### WHAT THIS TASK INVOLVES
Copy out every line of the records where the string "JSON" occurs.

### RECORDS

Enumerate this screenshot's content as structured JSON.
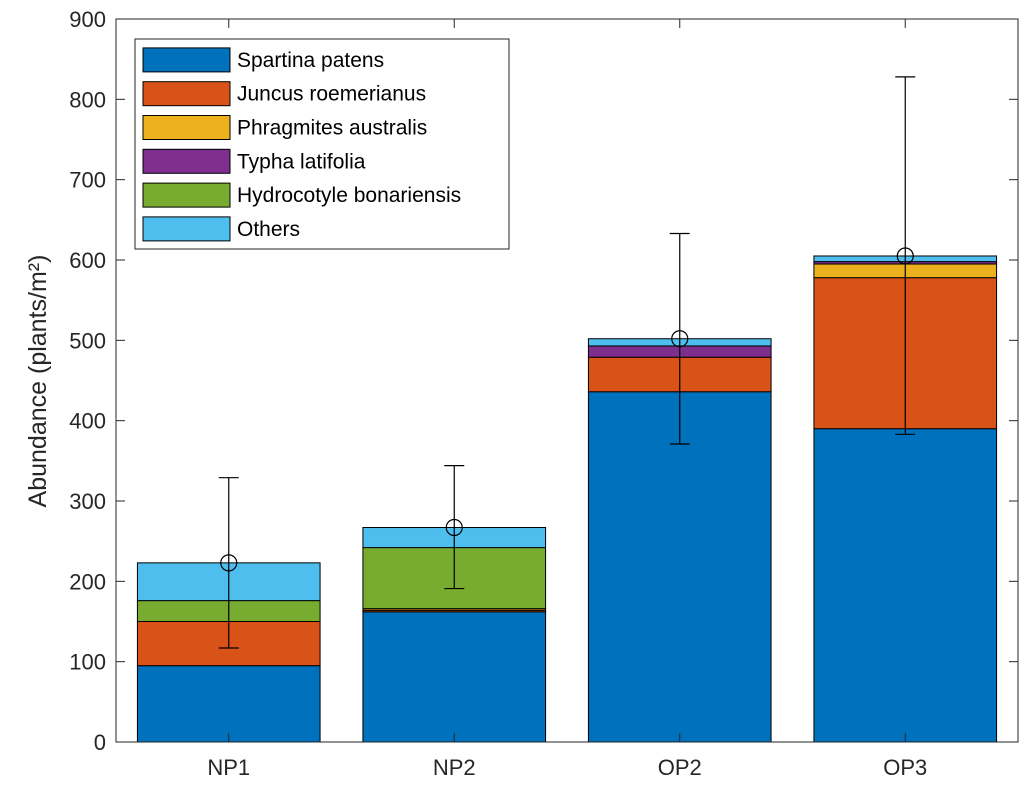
{
  "chart_data": {
    "type": "bar",
    "stacked": true,
    "categories": [
      "NP1",
      "NP2",
      "OP2",
      "OP3"
    ],
    "series": [
      {
        "name": "Spartina patens",
        "color": "#0072BD",
        "values": [
          95,
          162,
          436,
          390
        ]
      },
      {
        "name": "Juncus roemerianus",
        "color": "#D95319",
        "values": [
          55,
          2,
          43,
          188
        ]
      },
      {
        "name": "Phragmites australis",
        "color": "#EDB120",
        "values": [
          0,
          2,
          0,
          17
        ]
      },
      {
        "name": "Typha latifolia",
        "color": "#7E2F8E",
        "values": [
          0,
          0,
          14,
          3
        ]
      },
      {
        "name": "Hydrocotyle bonariensis",
        "color": "#77AC30",
        "values": [
          26,
          76,
          0,
          0
        ]
      },
      {
        "name": "Others",
        "color": "#4DBEEE",
        "values": [
          47,
          25,
          9,
          7
        ]
      }
    ],
    "totals": [
      223,
      267,
      502,
      605
    ],
    "error_bars": {
      "lower": [
        117,
        191,
        371,
        383
      ],
      "upper": [
        329,
        344,
        633,
        828
      ]
    },
    "ylabel": "Abundance (plants/m²)",
    "ylim": [
      0,
      900
    ],
    "yticks": [
      0,
      100,
      200,
      300,
      400,
      500,
      600,
      700,
      800,
      900
    ],
    "grid": false,
    "legend_position": "top-left"
  }
}
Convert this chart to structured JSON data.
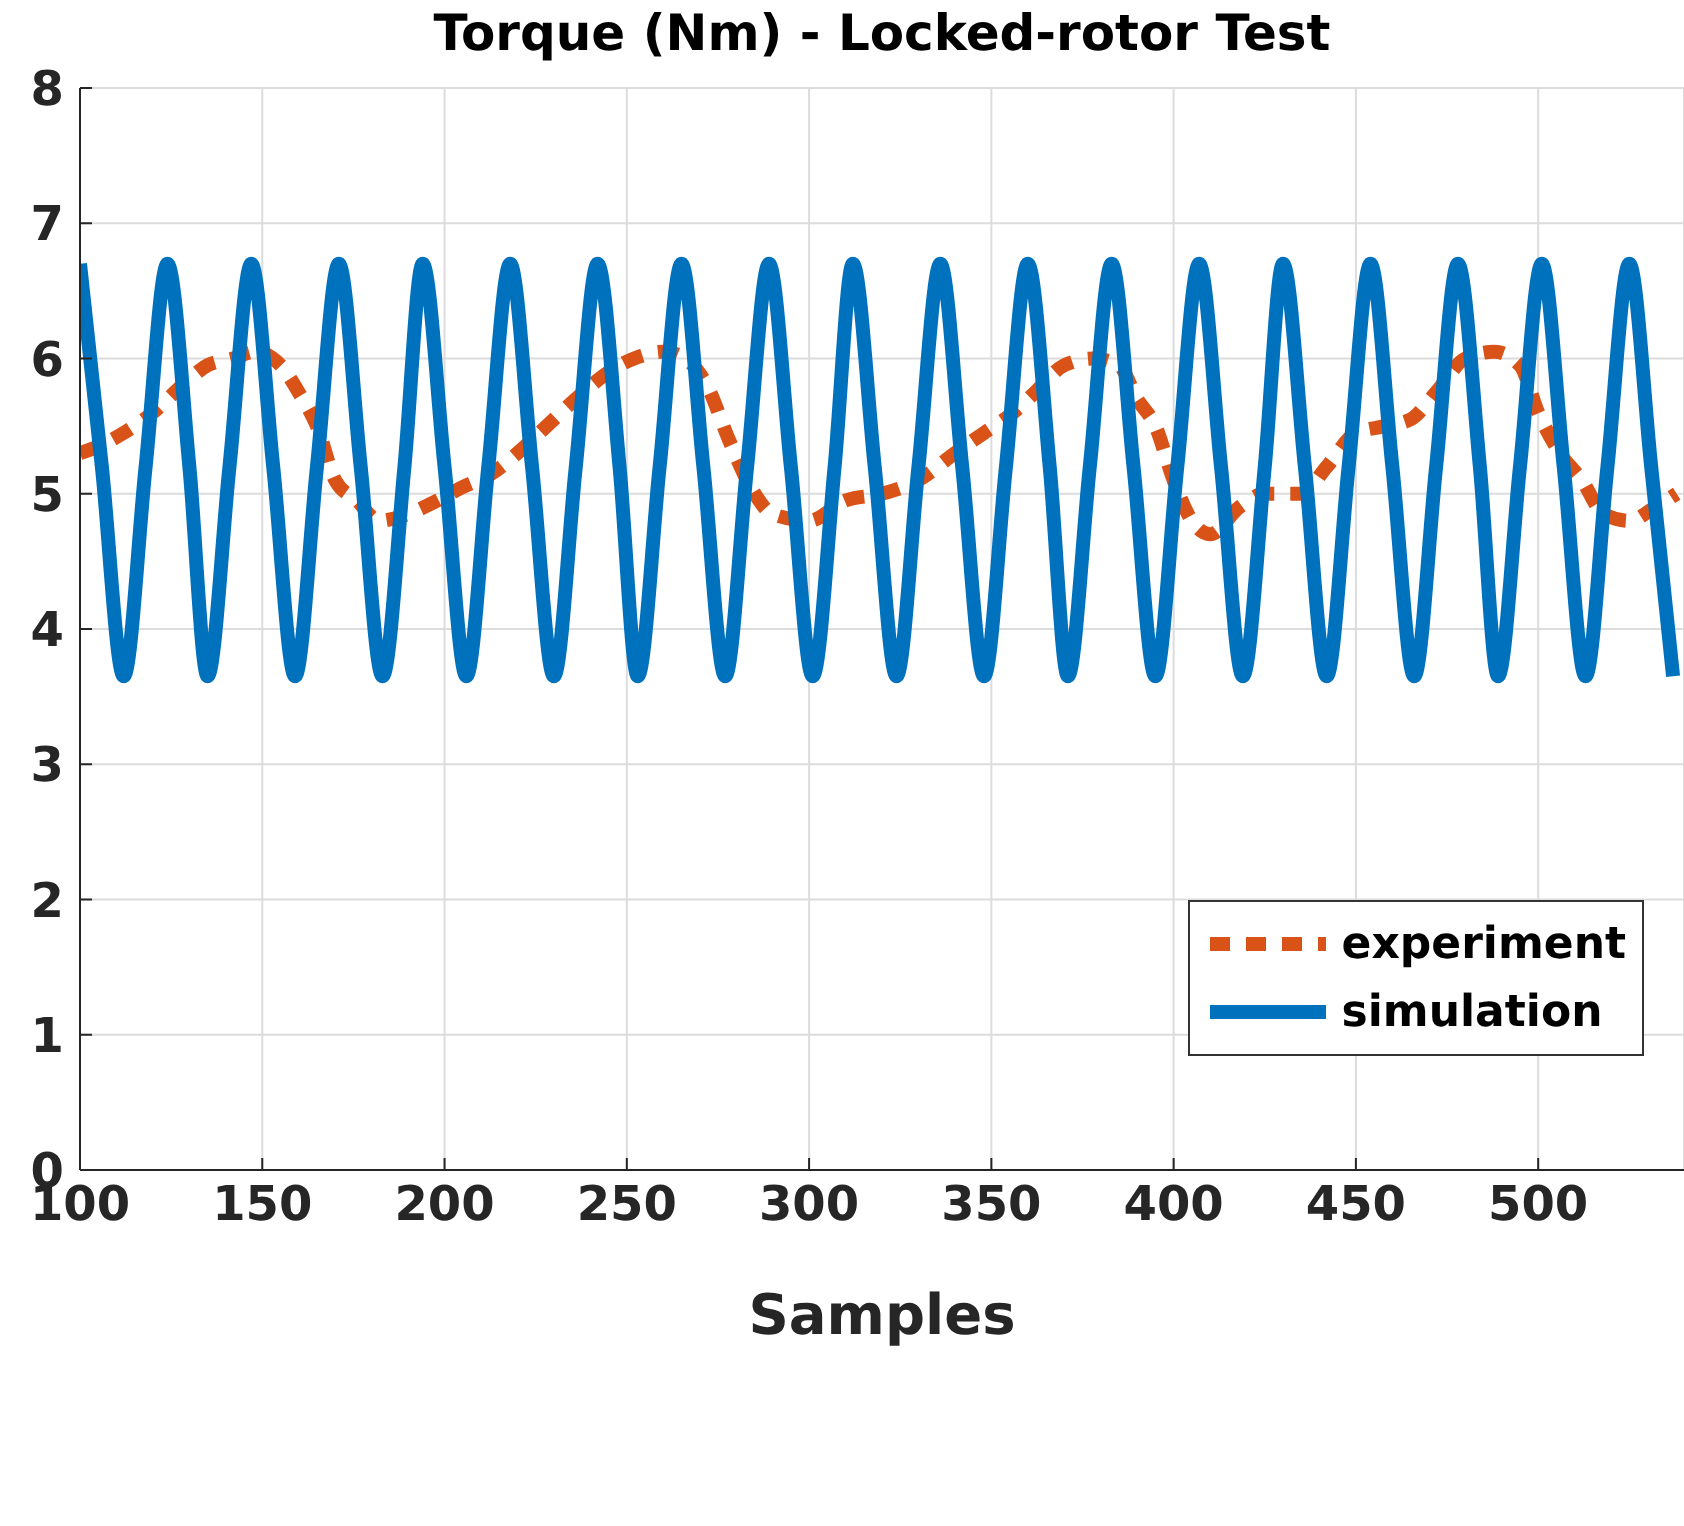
{
  "chart_data": {
    "type": "line",
    "title": "Torque (Nm) - Locked-rotor Test",
    "xlabel": "Samples",
    "xlim": [
      100,
      540
    ],
    "xticks": [
      100,
      150,
      200,
      250,
      300,
      350,
      400,
      450,
      500
    ],
    "ylim": [
      0,
      8
    ],
    "yticks": [
      0,
      1,
      2,
      3,
      4,
      5,
      6,
      7,
      8
    ],
    "grid": true,
    "legend": "bottom right",
    "series": [
      {
        "name": "experiment",
        "color": "#d95319",
        "line_style": "dashed",
        "x": [
          100,
          105,
          112,
          120,
          128,
          135,
          142,
          148,
          155,
          160,
          165,
          170,
          176,
          182,
          190,
          198,
          205,
          213,
          220,
          228,
          236,
          245,
          252,
          260,
          266,
          272,
          278,
          284,
          290,
          300,
          310,
          320,
          330,
          340,
          348,
          356,
          362,
          370,
          378,
          385,
          390,
          395,
          400,
          405,
          410,
          418,
          425,
          435,
          442,
          450,
          458,
          465,
          472,
          480,
          488,
          495,
          500,
          506,
          512,
          518,
          525,
          532,
          538
        ],
        "values": [
          5.3,
          5.35,
          5.45,
          5.6,
          5.8,
          5.95,
          6.0,
          6.05,
          5.95,
          5.75,
          5.5,
          5.1,
          4.95,
          4.8,
          4.85,
          4.95,
          5.05,
          5.15,
          5.3,
          5.5,
          5.7,
          5.9,
          6.0,
          6.05,
          6.0,
          5.8,
          5.4,
          5.05,
          4.85,
          4.8,
          4.95,
          5.0,
          5.1,
          5.3,
          5.45,
          5.6,
          5.75,
          5.95,
          6.0,
          5.95,
          5.7,
          5.5,
          5.1,
          4.8,
          4.7,
          4.9,
          5.0,
          5.0,
          5.2,
          5.45,
          5.5,
          5.55,
          5.75,
          6.0,
          6.05,
          5.95,
          5.6,
          5.3,
          5.1,
          4.85,
          4.8,
          4.9,
          5.0
        ]
      },
      {
        "name": "simulation",
        "color": "#0072bd",
        "line_style": "solid",
        "x": [
          100,
          106,
          112,
          118,
          124,
          130,
          135,
          141,
          147,
          153,
          159,
          165,
          171,
          177,
          183,
          189,
          194,
          200,
          206,
          212,
          218,
          224,
          230,
          236,
          242,
          248,
          253,
          259,
          265,
          271,
          277,
          283,
          289,
          295,
          301,
          307,
          312,
          318,
          324,
          330,
          336,
          342,
          348,
          354,
          360,
          366,
          371,
          377,
          383,
          389,
          395,
          401,
          407,
          413,
          419,
          425,
          430,
          436,
          442,
          448,
          454,
          460,
          466,
          472,
          478,
          484,
          489,
          495,
          501,
          507,
          513,
          519,
          525,
          531,
          537
        ],
        "values": [
          6.7,
          5.2,
          3.65,
          5.2,
          6.7,
          5.2,
          3.65,
          5.2,
          6.7,
          5.2,
          3.65,
          5.2,
          6.7,
          5.2,
          3.65,
          5.2,
          6.7,
          5.2,
          3.65,
          5.2,
          6.7,
          5.2,
          3.65,
          5.2,
          6.7,
          5.2,
          3.65,
          5.2,
          6.7,
          5.2,
          3.65,
          5.2,
          6.7,
          5.2,
          3.65,
          5.2,
          6.7,
          5.2,
          3.65,
          5.2,
          6.7,
          5.2,
          3.65,
          5.2,
          6.7,
          5.2,
          3.65,
          5.2,
          6.7,
          5.2,
          3.65,
          5.2,
          6.7,
          5.2,
          3.65,
          5.2,
          6.7,
          5.2,
          3.65,
          5.2,
          6.7,
          5.2,
          3.65,
          5.2,
          6.7,
          5.2,
          3.65,
          5.2,
          6.7,
          5.2,
          3.65,
          5.2,
          6.7,
          5.2,
          3.65
        ]
      }
    ]
  }
}
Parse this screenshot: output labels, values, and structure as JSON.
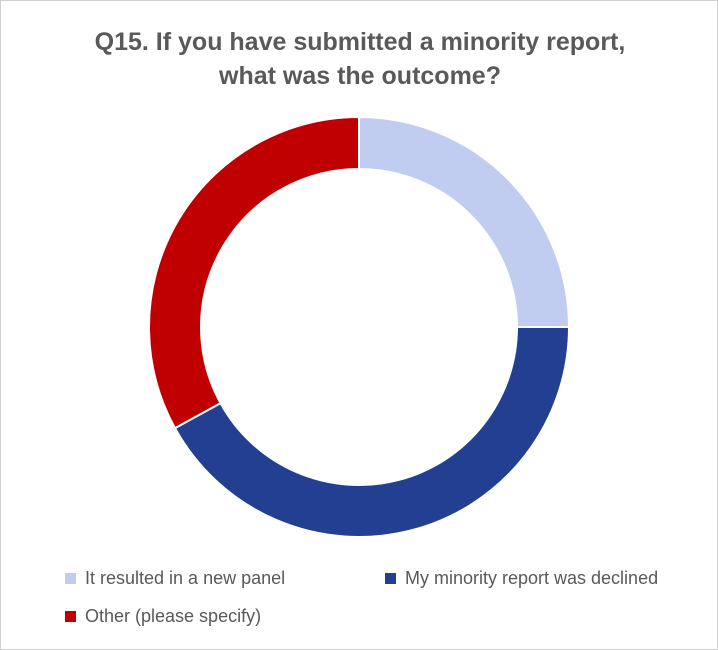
{
  "chart_data": {
    "type": "pie",
    "donut": true,
    "title_lines": [
      "Q15. If you have submitted a minority report,",
      "what was the outcome?"
    ],
    "categories": [
      "It resulted in a new panel",
      "My minority report was declined",
      "Other (please specify)"
    ],
    "values": [
      25,
      42,
      33
    ],
    "colors": [
      "#c0cdf0",
      "#233f91",
      "#c00000"
    ],
    "legend_position": "bottom"
  }
}
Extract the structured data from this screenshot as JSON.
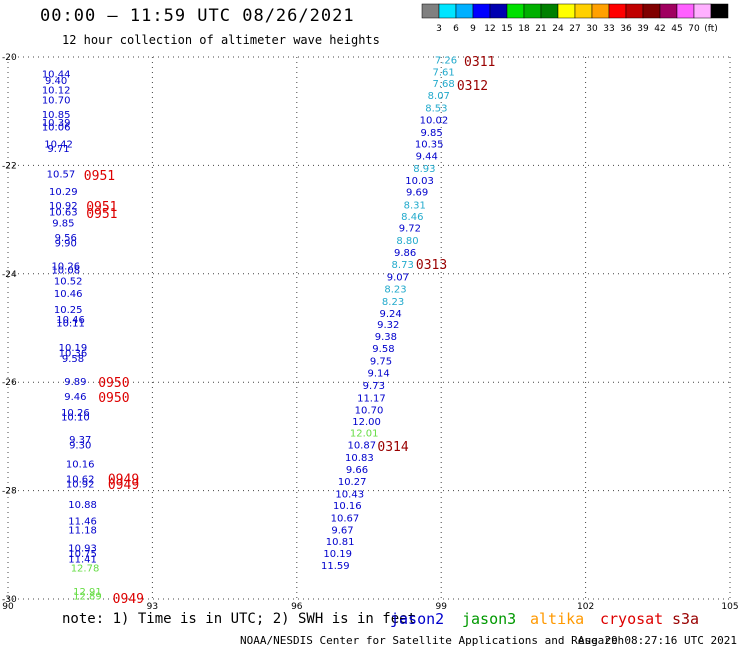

### TASK RESULT
Enumerate this screenshot's content as structured JSON.
Convert this chart to structured JSON data.
Parse this screenshot: output labels, values, and structure as JSON.
Extract the structured data from this screenshot as JSON.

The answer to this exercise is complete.